→ Short exercise: Can you pull out each line of the data below that includes the word "Stunden"?

→ Entries shown:
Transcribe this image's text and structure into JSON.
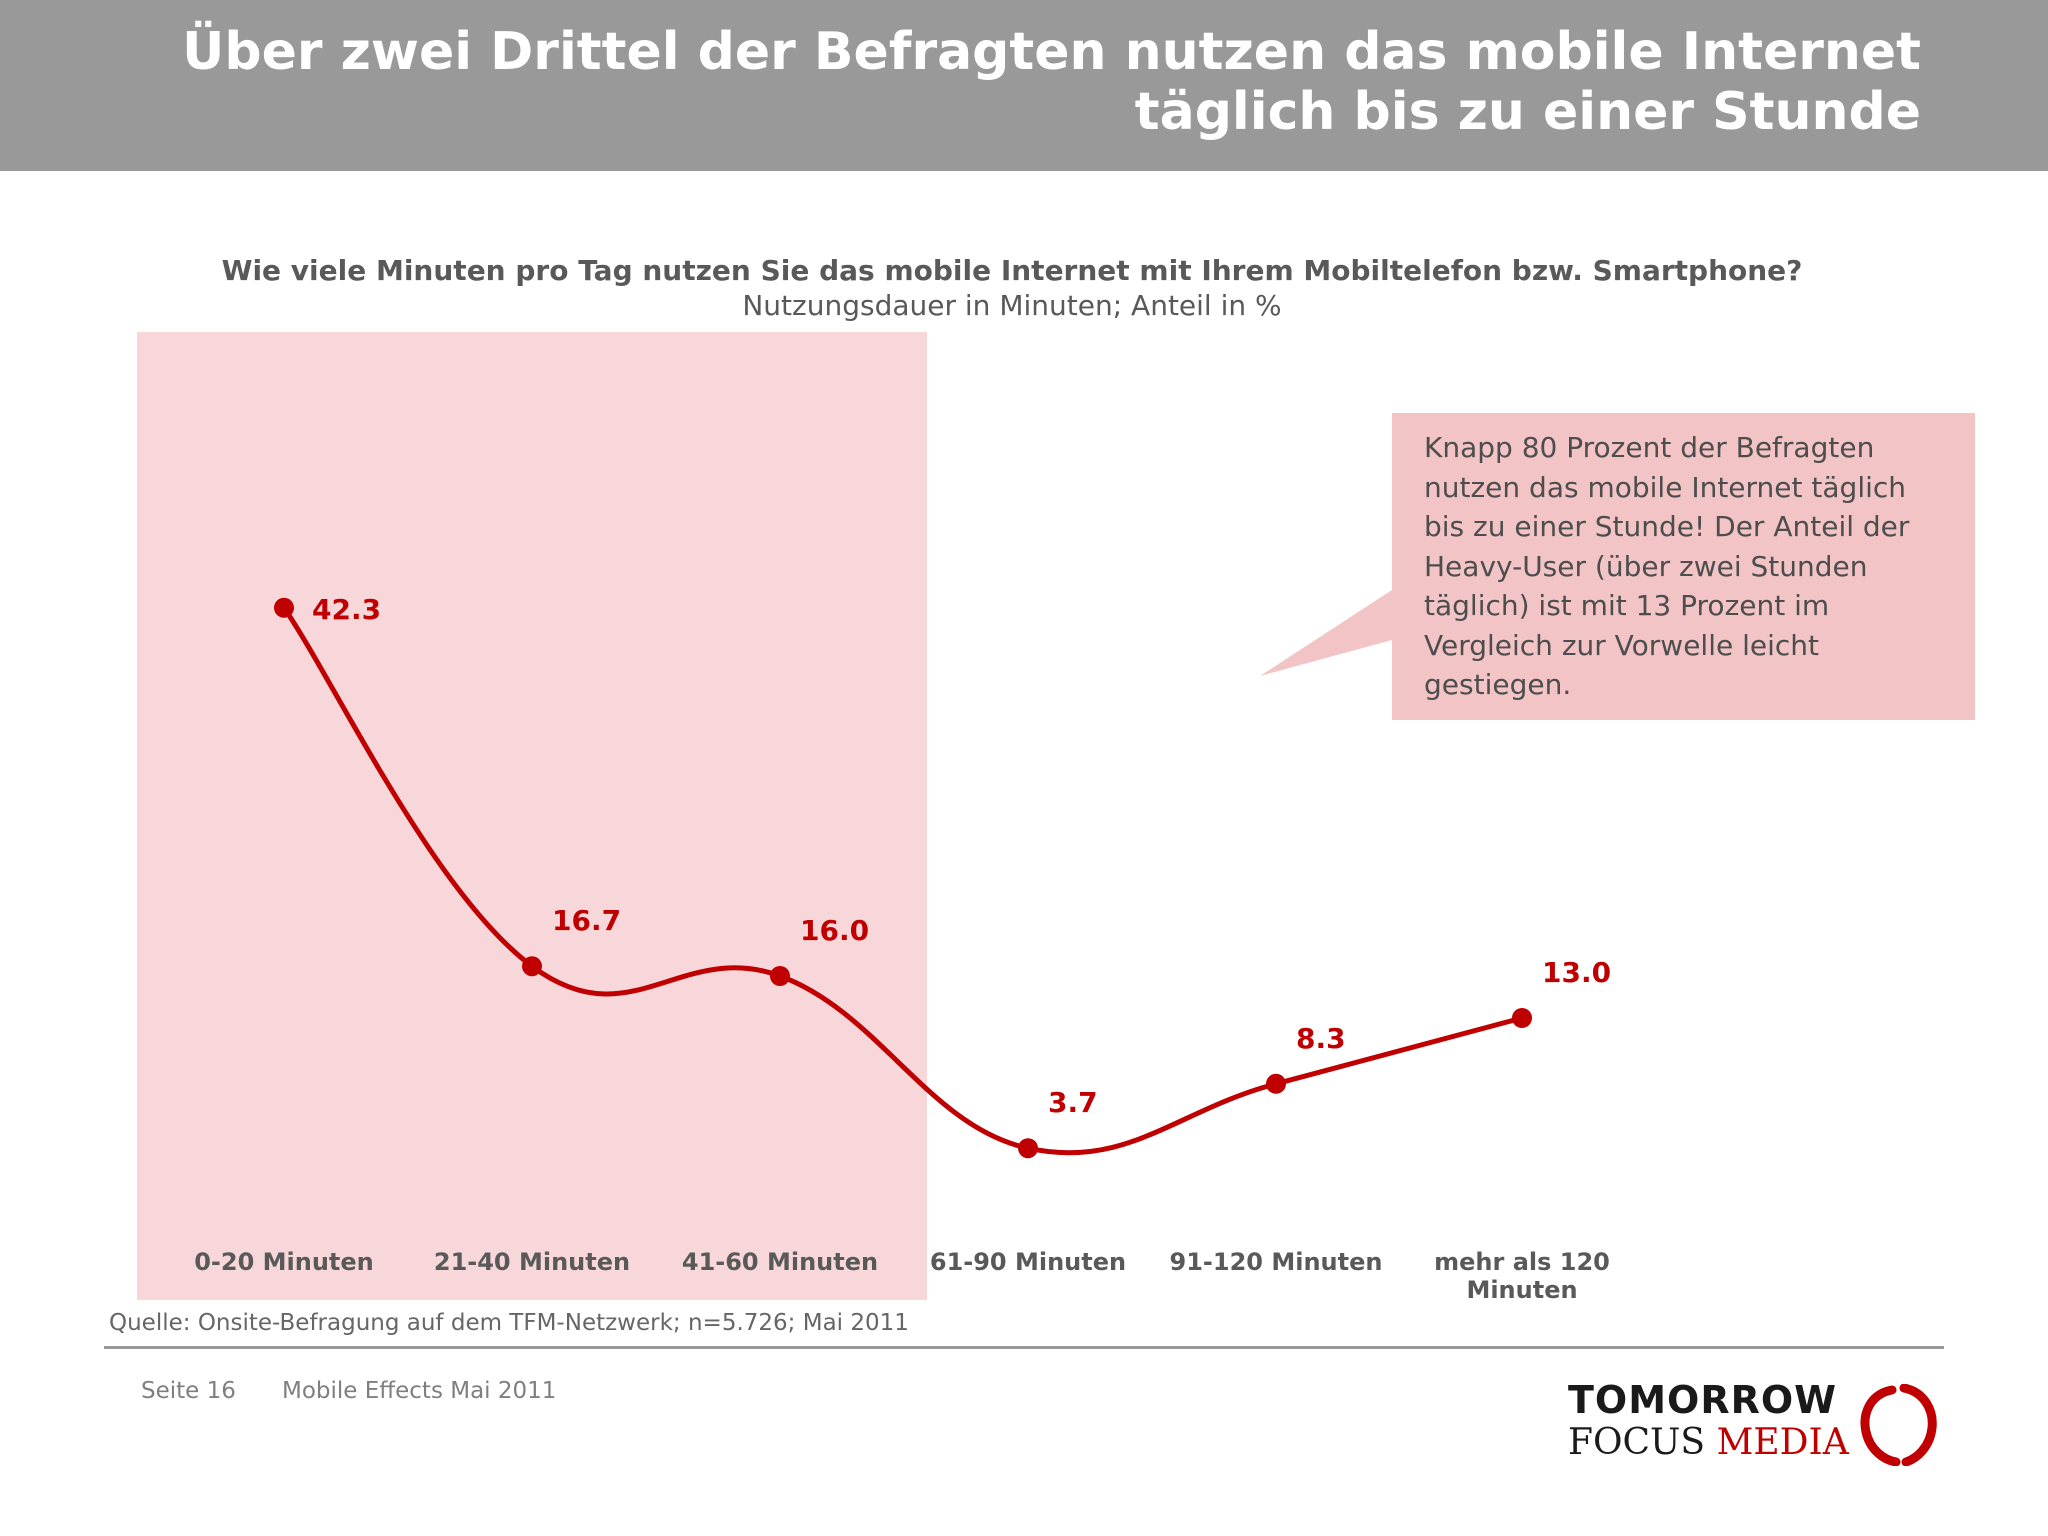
{
  "header": {
    "title_line1": "Über zwei Drittel der Befragten nutzen das mobile Internet",
    "title_line2": "täglich bis zu einer Stunde"
  },
  "chart_data": {
    "type": "line",
    "title": "Wie viele Minuten pro Tag nutzen Sie das mobile Internet mit Ihrem Mobiltelefon bzw. Smartphone?",
    "subtitle": "Nutzungsdauer in Minuten; Anteil in %",
    "categories": [
      "0-20 Minuten",
      "21-40 Minuten",
      "41-60 Minuten",
      "61-90 Minuten",
      "91-120 Minuten",
      "mehr als 120 Minuten"
    ],
    "category_lines": [
      [
        "0-20 Minuten"
      ],
      [
        "21-40 Minuten"
      ],
      [
        "41-60 Minuten"
      ],
      [
        "61-90 Minuten"
      ],
      [
        "91-120 Minuten"
      ],
      [
        "mehr als 120",
        "Minuten"
      ]
    ],
    "values": [
      42.3,
      16.7,
      16.0,
      3.7,
      8.3,
      13.0
    ],
    "value_labels": [
      "42.3",
      "16.7",
      "16.0",
      "3.7",
      "8.3",
      "13.0"
    ],
    "ylim": [
      0,
      50
    ],
    "grid": false,
    "highlight_categories": [
      "0-20 Minuten",
      "21-40 Minuten",
      "41-60 Minuten"
    ],
    "colors": {
      "line": "#c00000",
      "highlight_band": "#f8d7da",
      "callout": "#f2c4c6"
    }
  },
  "callout": {
    "text": "Knapp 80 Prozent der Befragten nutzen das mobile Internet täglich bis zu einer Stunde! Der Anteil der Heavy-User (über zwei Stunden täglich) ist mit 13 Prozent im Vergleich zur Vorwelle leicht gestiegen.",
    "lines": [
      "Knapp 80 Prozent der Befragten",
      "nutzen das mobile Internet täglich",
      "bis zu einer Stunde! Der Anteil der",
      "Heavy-User (über zwei Stunden",
      "täglich) ist mit 13 Prozent im",
      "Vergleich zur Vorwelle leicht",
      "gestiegen."
    ]
  },
  "source": "Quelle: Onsite-Befragung auf dem TFM-Netzwerk; n=5.726; Mai 2011",
  "footer": {
    "page": "Seite 16",
    "document": "Mobile Effects Mai 2011"
  },
  "logo": {
    "line1": "TOMORROW",
    "line2a": "FOCUS",
    "line2b": "MEDIA"
  }
}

→ Task solution:
    "text": "Knapp 80 Prozent der Befragten nutzen das mobile Internet täglich bis zu einer Stunde! Der Anteil der Heavy-User (über zwei Stunden täglich) ist mit 13 Prozent im Vergleich zur Vorwelle leicht gestiegen.",
      "Heavy-User (über zwei Stunden",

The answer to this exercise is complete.